- Partnering for Both-Win® synergy. Partnering of suppliers with their customers has proved enormously successful. When suppliers integrate their resources, needs, information and relationships with those of the buyers, they created efficiencies that lower costs and benefit both in many ways. Partnering is as applicable inside the organization as it is between buyers and suppliers. Two parties, united together as partners, work collaboratively to create new approaches to doing their jobs. They will succeed because they can then combine their assets, ideas and talents to better fit and meet their mutual and individual needs and problems.
- Systems, procedure or process flow tradeoffs. Every system, process or way of doing something is to some extent obsolete or not serving the original purpose it was designed to do. Savings in unnecessary work or material can always be found if we study the process or procedure carefully and modify it to serve current conditions and needs.

**Record excerpts**
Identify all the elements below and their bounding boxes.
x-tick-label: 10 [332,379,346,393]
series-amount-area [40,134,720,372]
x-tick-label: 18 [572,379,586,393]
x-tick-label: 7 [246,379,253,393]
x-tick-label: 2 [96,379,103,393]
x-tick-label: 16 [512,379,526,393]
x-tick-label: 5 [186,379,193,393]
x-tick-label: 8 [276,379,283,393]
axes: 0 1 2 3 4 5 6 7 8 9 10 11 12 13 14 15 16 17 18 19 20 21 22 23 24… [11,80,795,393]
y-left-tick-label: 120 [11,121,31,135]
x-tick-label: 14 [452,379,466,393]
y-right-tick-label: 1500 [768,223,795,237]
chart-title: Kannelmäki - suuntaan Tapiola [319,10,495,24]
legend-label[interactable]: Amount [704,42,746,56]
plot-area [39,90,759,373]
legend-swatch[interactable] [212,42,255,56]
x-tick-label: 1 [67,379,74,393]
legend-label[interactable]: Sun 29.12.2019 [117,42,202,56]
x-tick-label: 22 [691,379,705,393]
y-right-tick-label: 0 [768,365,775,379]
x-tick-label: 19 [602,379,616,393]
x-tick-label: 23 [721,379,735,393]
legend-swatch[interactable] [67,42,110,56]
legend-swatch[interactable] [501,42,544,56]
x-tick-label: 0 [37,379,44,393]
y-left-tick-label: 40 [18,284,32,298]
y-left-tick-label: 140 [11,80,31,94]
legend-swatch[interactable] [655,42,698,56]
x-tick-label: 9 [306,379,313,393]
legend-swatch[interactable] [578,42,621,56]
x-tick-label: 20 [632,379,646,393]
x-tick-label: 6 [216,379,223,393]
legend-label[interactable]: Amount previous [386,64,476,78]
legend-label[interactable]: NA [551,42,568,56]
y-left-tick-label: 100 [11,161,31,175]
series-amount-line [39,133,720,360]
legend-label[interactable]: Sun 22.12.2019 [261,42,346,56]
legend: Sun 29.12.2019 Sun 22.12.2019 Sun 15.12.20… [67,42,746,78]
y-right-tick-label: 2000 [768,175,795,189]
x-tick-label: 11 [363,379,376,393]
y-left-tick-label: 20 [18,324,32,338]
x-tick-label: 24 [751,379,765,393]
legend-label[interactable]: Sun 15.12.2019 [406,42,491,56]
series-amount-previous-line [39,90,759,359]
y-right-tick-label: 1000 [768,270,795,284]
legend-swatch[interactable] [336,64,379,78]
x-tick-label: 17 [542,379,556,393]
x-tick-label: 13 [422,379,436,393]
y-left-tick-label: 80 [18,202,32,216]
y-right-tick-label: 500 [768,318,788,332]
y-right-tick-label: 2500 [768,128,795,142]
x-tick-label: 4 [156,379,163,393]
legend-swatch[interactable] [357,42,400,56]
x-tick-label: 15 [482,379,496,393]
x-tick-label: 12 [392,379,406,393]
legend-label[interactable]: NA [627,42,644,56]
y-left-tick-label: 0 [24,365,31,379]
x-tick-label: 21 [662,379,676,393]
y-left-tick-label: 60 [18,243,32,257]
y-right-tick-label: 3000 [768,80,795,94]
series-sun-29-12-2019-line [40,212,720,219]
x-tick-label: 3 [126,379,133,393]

**Required work**
A) Reproduce the passage on partnering and process tradeoffs between "- Partnering for" and "needs and problems.", inclusive, swapping "suppliers" for "vendors".
B) Carry on the passage on partnering and process tradeoffs from its final sentence.

**Answers to each task**
A)
- Partnering for Both-Win® synergy. Partnering of vendors with their customers has proved enormously successful. When vendors integrate their resources, needs, information and relationships with those of the buyers, they created efficiencies that lower costs and benefit both in many ways. Partnering is as applicable inside the organization as it is between buyers and vendors. Two parties, united together as partners, work collaboratively to create new approaches to doing their jobs. They will succeed because they can then combine their assets, ideas and talents to better fit and meet their mutual and individual needs and problems.

B)
- Worldwide outsourcing tradeoffs. Outsourcing, even on a global scale, is now feasible for a wide variety of needs and services at little risk. When faced with what appears to be an intractable difference in cost or delivery, both sides would be wise to consider outsourcing part of the work they do for others.
- Transport and shipping tradeoffs. Moving and handling costs constitute a surprisingly large part of total cost even in day-to-day workplace interactions. Technology is changing how we interact to get work done. Opportunities for mutual gain reside in looking closely at how things and people in the office move about. On a worldwide stage, transportation and shipping costs are an enormous part of total production cost. Fierce competition between shipping between transportation companies is exacerbated by volatility of oil prices and carrier supply; these costs demand considerations. The high cost of transportation and shipping make this a prime target for creative Both-Win® success.
- Cash management tradeoffs. Most individuals and companies handle their cash flow needs poorly. Cash management tradeoffs balancing revenue and outgo deserve a higher place in the budgeting process than small organizations give it.
- Insurance tradeoffs. Corporations pay in advance for possible untoward events that often have a small or modest probability of happening. The ratio of what we pay for security and how much risk we should be willing to take is amenable to constant analysis.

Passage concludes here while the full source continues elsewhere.